Set task: Copy each line below exactly and leave the pictures out.

— Start —

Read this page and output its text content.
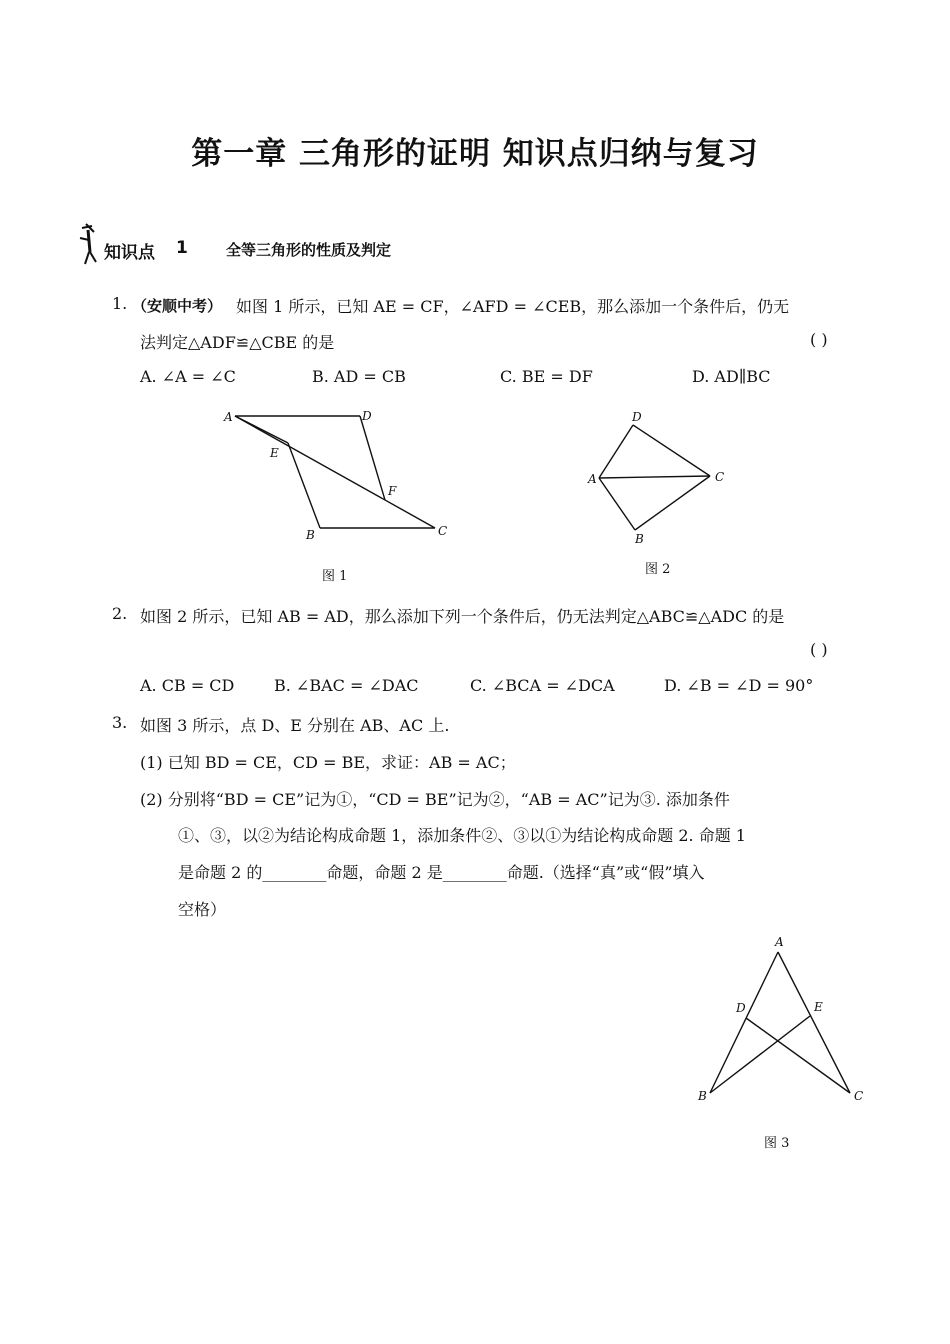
第一章 三角形的证明 知识点归纳与复习
知识点 1	全等三角形的性质及判定
1. （安顺中考） 如图 1 所示，已知 AE = CF，∠AFD = ∠CEB，那么添加一个条件后，仍无
法判定△ADF≌△CBE 的是	( )
A. ∠A = ∠C	B. AD = CB	C. BE = DF	D. AD∥BC
A	D
E
F
B	C
图 1
D
A	C
B
图 2
2. 如图 2 所示，已知 AB = AD，那么添加下列一个条件后，仍无法判定△ABC≌△ADC 的是
( )
A. CB = CD B. ∠BAC = ∠DAC	C. ∠BCA = ∠DCA	D. ∠B = ∠D = 90°
3. 如图 3 所示，点 D、E 分别在 AB、AC 上.
(1) 已知 BD = CE，CD = BE，求证：AB = AC；
(2) 分别将“BD = CE”记为①，“CD = BE”记为②，“AB = AC”记为③. 添加条件
①、③，以②为结论构成命题 1，添加条件②、③以①为结论构成命题 2. 命题 1
是命题 2 的________命题，命题 2 是________命题.（选择“真”或“假”填入
空格）
A
D	E
B	C
图 3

— End —

Response:
Read this page and output its text content.
第一章 三角形的证明 知识点归纳与复习
知识点 1	全等三角形的性质及判定
1. （安顺中考） 如图 1 所示，已知 AE = CF，∠AFD = ∠CEB，那么添加一个条件后，仍无
法判定△ADF≌△CBE 的是	( )
A. ∠A = ∠C	B. AD = CB	C. BE = DF	D. AD∥BC
A	D
E
F
B	C
图 1
D
A	C
B
图 2
2. 如图 2 所示，已知 AB = AD，那么添加下列一个条件后，仍无法判定△ABC≌△ADC 的是
( )
A. CB = CD B. ∠BAC = ∠DAC	C. ∠BCA = ∠DCA	D. ∠B = ∠D = 90°
3. 如图 3 所示，点 D、E 分别在 AB、AC 上.
(1) 已知 BD = CE，CD = BE，求证：AB = AC；
(2) 分别将“BD = CE”记为①，“CD = BE”记为②，“AB = AC”记为③. 添加条件
①、③，以②为结论构成命题 1，添加条件②、③以①为结论构成命题 2. 命题 1
是命题 2 的________命题，命题 2 是________命题.（选择“真”或“假”填入
空格）
A
D	E
B	C
图 3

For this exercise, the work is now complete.